Pick out each line of the records in which the word "name" appears.

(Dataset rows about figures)

★ ★ ★ ★ ★ ★ ★

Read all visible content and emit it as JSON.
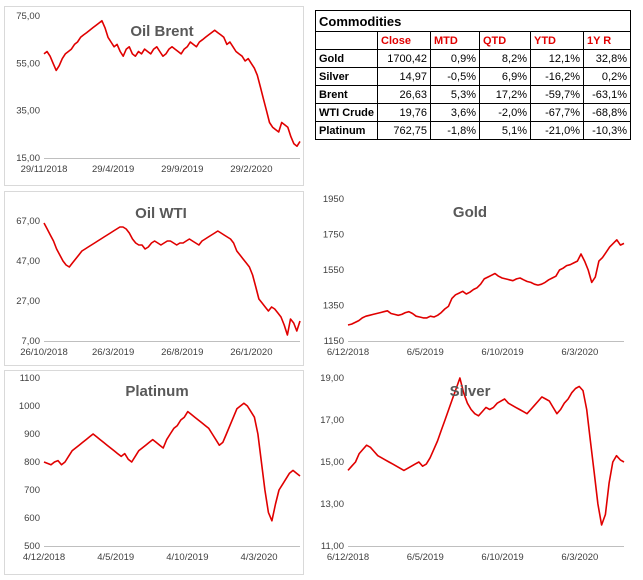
{
  "table": {
    "title": "Commodities",
    "headers": [
      "Close",
      "MTD",
      "QTD",
      "YTD",
      "1Y R"
    ],
    "rows": [
      {
        "name": "Gold",
        "values": [
          "1700,42",
          "0,9%",
          "8,2%",
          "12,1%",
          "32,8%"
        ]
      },
      {
        "name": "Silver",
        "values": [
          "14,97",
          "-0,5%",
          "6,9%",
          "-16,2%",
          "0,2%"
        ]
      },
      {
        "name": "Brent",
        "values": [
          "26,63",
          "5,3%",
          "17,2%",
          "-59,7%",
          "-63,1%"
        ]
      },
      {
        "name": "WTI Crude",
        "values": [
          "19,76",
          "3,6%",
          "-2,0%",
          "-67,7%",
          "-68,8%"
        ]
      },
      {
        "name": "Platinum",
        "values": [
          "762,75",
          "-1,8%",
          "5,1%",
          "-21,0%",
          "-10,3%"
        ]
      }
    ]
  },
  "colors": {
    "line": "#e00000",
    "header_text": "#e00000",
    "title_text": "#595959"
  },
  "chart_data": [
    {
      "type": "line",
      "title": "Oil Brent",
      "xlabel": "",
      "ylabel": "",
      "ylim": [
        15,
        75
      ],
      "yticks": [
        "75,00",
        "55,00",
        "35,00",
        "15,00"
      ],
      "ytick_values": [
        75,
        55,
        35,
        15
      ],
      "xticks": [
        "29/11/2018",
        "29/4/2019",
        "29/9/2019",
        "29/2/2020"
      ],
      "xtick_positions": [
        0,
        0.27,
        0.54,
        0.81
      ],
      "series": [
        {
          "values": [
            59,
            60,
            58,
            55,
            52,
            54,
            57,
            59,
            60,
            61,
            63,
            64,
            66,
            67,
            68,
            69,
            70,
            71,
            72,
            73,
            70,
            66,
            64,
            62,
            63,
            60,
            58,
            61,
            62,
            59,
            58,
            60,
            59,
            61,
            60,
            59,
            61,
            62,
            60,
            58,
            59,
            61,
            62,
            61,
            60,
            59,
            61,
            62,
            64,
            63,
            62,
            64,
            65,
            66,
            67,
            68,
            69,
            68,
            67,
            66,
            63,
            64,
            62,
            60,
            59,
            58,
            56,
            57,
            55,
            53,
            50,
            45,
            40,
            35,
            30,
            28,
            27,
            26,
            30,
            29,
            28,
            24,
            21,
            20,
            22
          ]
        }
      ]
    },
    {
      "type": "line",
      "title": "Oil WTI",
      "xlabel": "",
      "ylabel": "",
      "ylim": [
        7,
        67
      ],
      "yticks": [
        "67,00",
        "47,00",
        "27,00",
        "7,00"
      ],
      "ytick_values": [
        67,
        47,
        27,
        7
      ],
      "xticks": [
        "26/10/2018",
        "26/3/2019",
        "26/8/2019",
        "26/1/2020"
      ],
      "xtick_positions": [
        0,
        0.27,
        0.54,
        0.81
      ],
      "series": [
        {
          "values": [
            66,
            63,
            60,
            57,
            53,
            50,
            47,
            45,
            44,
            46,
            48,
            50,
            52,
            53,
            54,
            55,
            56,
            57,
            58,
            59,
            60,
            61,
            62,
            63,
            64,
            64,
            63,
            61,
            58,
            56,
            55,
            55,
            53,
            54,
            56,
            57,
            56,
            55,
            56,
            57,
            57,
            56,
            55,
            56,
            56,
            57,
            58,
            57,
            56,
            55,
            57,
            58,
            59,
            60,
            61,
            62,
            61,
            60,
            59,
            58,
            56,
            52,
            50,
            48,
            46,
            44,
            40,
            34,
            28,
            26,
            24,
            22,
            24,
            23,
            21,
            19,
            15,
            10,
            18,
            16,
            12,
            17
          ]
        }
      ]
    },
    {
      "type": "line",
      "title": "Gold",
      "xlabel": "",
      "ylabel": "",
      "ylim": [
        1150,
        1950
      ],
      "yticks": [
        "1950",
        "1750",
        "1550",
        "1350",
        "1150"
      ],
      "ytick_values": [
        1950,
        1750,
        1550,
        1350,
        1150
      ],
      "xticks": [
        "6/12/2018",
        "6/5/2019",
        "6/10/2019",
        "6/3/2020"
      ],
      "xtick_positions": [
        0,
        0.28,
        0.56,
        0.84
      ],
      "series": [
        {
          "values": [
            1240,
            1245,
            1255,
            1265,
            1280,
            1290,
            1295,
            1300,
            1305,
            1310,
            1315,
            1320,
            1305,
            1300,
            1295,
            1300,
            1310,
            1315,
            1305,
            1290,
            1285,
            1280,
            1280,
            1290,
            1285,
            1295,
            1310,
            1330,
            1345,
            1390,
            1410,
            1420,
            1430,
            1415,
            1425,
            1440,
            1450,
            1470,
            1500,
            1510,
            1520,
            1530,
            1515,
            1505,
            1500,
            1495,
            1490,
            1500,
            1505,
            1495,
            1485,
            1480,
            1470,
            1465,
            1470,
            1480,
            1495,
            1505,
            1515,
            1550,
            1560,
            1575,
            1580,
            1590,
            1600,
            1640,
            1600,
            1550,
            1480,
            1510,
            1600,
            1620,
            1650,
            1680,
            1700,
            1720,
            1690,
            1700
          ]
        }
      ]
    },
    {
      "type": "line",
      "title": "Platinum",
      "xlabel": "",
      "ylabel": "",
      "ylim": [
        500,
        1100
      ],
      "yticks": [
        "1100",
        "1000",
        "900",
        "800",
        "700",
        "600",
        "500"
      ],
      "ytick_values": [
        1100,
        1000,
        900,
        800,
        700,
        600,
        500
      ],
      "xticks": [
        "4/12/2018",
        "4/5/2019",
        "4/10/2019",
        "4/3/2020"
      ],
      "xtick_positions": [
        0,
        0.28,
        0.56,
        0.84
      ],
      "series": [
        {
          "values": [
            800,
            795,
            790,
            800,
            805,
            790,
            800,
            820,
            840,
            850,
            860,
            870,
            880,
            890,
            900,
            890,
            880,
            870,
            860,
            850,
            840,
            830,
            820,
            830,
            810,
            800,
            820,
            840,
            850,
            860,
            870,
            880,
            870,
            860,
            850,
            880,
            900,
            920,
            930,
            950,
            960,
            980,
            970,
            960,
            950,
            940,
            930,
            920,
            900,
            880,
            860,
            870,
            900,
            930,
            960,
            990,
            1000,
            1010,
            1000,
            980,
            960,
            900,
            800,
            700,
            620,
            590,
            650,
            700,
            720,
            740,
            760,
            770,
            760,
            750
          ]
        }
      ]
    },
    {
      "type": "line",
      "title": "Silver",
      "xlabel": "",
      "ylabel": "",
      "ylim": [
        11,
        19
      ],
      "yticks": [
        "19,00",
        "17,00",
        "15,00",
        "13,00",
        "11,00"
      ],
      "ytick_values": [
        19,
        17,
        15,
        13,
        11
      ],
      "xticks": [
        "6/12/2018",
        "6/5/2019",
        "6/10/2019",
        "6/3/2020"
      ],
      "xtick_positions": [
        0,
        0.28,
        0.56,
        0.84
      ],
      "series": [
        {
          "values": [
            14.6,
            14.8,
            15.0,
            15.4,
            15.6,
            15.8,
            15.7,
            15.5,
            15.3,
            15.2,
            15.1,
            15.0,
            14.9,
            14.8,
            14.7,
            14.6,
            14.7,
            14.8,
            14.9,
            15.0,
            14.8,
            14.9,
            15.2,
            15.6,
            16.0,
            16.5,
            17.0,
            17.5,
            18.0,
            18.5,
            19.0,
            18.3,
            17.8,
            17.5,
            17.3,
            17.2,
            17.4,
            17.6,
            17.5,
            17.6,
            17.8,
            17.9,
            18.0,
            17.8,
            17.7,
            17.6,
            17.5,
            17.4,
            17.3,
            17.5,
            17.7,
            17.9,
            18.1,
            18.0,
            17.9,
            17.6,
            17.3,
            17.5,
            17.8,
            18.0,
            18.3,
            18.5,
            18.6,
            18.4,
            17.5,
            16.0,
            14.5,
            13.0,
            12.0,
            12.5,
            14.0,
            15.0,
            15.3,
            15.1,
            15.0
          ]
        }
      ]
    }
  ]
}
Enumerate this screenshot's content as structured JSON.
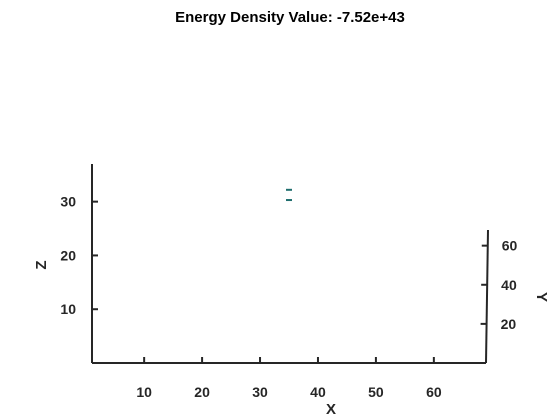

★ ★ ★ ★ ★ ★ ★

Result below:
        "name": "Gold",
        "name": "Silver",
        "name": "Brent",
        "name": "WTI Crude",
        "name": "Platinum",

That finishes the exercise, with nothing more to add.